===== Raw records
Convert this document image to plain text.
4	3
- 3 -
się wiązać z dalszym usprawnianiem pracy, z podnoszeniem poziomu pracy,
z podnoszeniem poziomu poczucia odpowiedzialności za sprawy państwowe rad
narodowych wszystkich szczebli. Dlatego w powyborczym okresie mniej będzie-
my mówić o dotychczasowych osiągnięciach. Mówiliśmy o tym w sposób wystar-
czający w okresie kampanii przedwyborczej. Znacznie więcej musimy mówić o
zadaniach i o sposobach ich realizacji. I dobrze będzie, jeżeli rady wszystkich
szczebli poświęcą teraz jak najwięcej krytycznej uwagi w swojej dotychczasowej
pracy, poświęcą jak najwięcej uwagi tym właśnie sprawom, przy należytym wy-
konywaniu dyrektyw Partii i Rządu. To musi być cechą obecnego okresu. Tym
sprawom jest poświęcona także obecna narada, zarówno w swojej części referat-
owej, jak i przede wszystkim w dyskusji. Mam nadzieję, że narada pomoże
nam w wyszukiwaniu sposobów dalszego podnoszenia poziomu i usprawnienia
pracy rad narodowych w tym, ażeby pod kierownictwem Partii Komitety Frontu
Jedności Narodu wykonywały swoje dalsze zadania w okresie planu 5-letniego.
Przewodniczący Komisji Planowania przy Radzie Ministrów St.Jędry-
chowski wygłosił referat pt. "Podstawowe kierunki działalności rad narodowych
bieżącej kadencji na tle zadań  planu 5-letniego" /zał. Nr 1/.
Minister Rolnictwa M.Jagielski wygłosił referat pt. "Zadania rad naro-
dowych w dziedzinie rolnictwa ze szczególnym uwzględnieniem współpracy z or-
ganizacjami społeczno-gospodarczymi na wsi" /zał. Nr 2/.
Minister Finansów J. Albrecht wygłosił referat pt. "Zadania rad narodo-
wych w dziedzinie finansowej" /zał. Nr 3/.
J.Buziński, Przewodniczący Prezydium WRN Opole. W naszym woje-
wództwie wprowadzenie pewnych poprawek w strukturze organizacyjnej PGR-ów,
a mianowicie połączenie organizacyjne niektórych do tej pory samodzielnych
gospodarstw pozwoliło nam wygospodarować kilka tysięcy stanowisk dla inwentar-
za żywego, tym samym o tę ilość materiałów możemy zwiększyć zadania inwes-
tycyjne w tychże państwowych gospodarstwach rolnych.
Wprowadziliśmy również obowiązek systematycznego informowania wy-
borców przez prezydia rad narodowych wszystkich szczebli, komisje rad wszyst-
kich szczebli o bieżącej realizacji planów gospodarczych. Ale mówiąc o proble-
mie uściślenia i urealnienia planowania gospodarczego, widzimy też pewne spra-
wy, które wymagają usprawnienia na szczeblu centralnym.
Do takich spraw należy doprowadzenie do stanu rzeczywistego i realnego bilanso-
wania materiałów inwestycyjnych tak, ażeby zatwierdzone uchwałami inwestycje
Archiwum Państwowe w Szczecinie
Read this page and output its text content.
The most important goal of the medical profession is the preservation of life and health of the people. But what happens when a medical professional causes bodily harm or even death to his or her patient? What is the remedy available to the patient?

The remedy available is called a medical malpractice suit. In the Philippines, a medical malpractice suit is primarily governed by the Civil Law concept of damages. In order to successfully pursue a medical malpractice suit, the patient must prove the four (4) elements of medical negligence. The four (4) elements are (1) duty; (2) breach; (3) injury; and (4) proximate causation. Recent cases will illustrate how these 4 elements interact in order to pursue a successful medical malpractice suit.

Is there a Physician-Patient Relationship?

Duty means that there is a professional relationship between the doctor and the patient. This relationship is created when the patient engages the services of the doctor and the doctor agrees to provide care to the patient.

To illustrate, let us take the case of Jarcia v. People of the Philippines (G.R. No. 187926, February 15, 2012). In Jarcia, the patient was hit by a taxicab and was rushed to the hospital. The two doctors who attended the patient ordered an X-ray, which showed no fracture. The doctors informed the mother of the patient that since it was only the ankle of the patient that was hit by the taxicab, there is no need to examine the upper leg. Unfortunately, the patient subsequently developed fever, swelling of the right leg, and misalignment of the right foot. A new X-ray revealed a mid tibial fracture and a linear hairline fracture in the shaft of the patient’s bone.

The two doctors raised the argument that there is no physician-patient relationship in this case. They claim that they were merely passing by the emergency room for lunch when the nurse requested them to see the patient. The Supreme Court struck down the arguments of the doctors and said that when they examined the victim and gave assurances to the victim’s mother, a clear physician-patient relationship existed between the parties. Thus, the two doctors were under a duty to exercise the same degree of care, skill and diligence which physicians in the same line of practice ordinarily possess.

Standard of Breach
==========
> **What the exercise asks**
Extract all lines from the material above that include the word "ażeby".

> **Task output**
pracy rad narodowych w tym, ażeby pod kierownictwem Partii Komitety Frontu
wania materiałów inwestycyjnych tak, ażeby zatwierdzone uchwałami inwestycje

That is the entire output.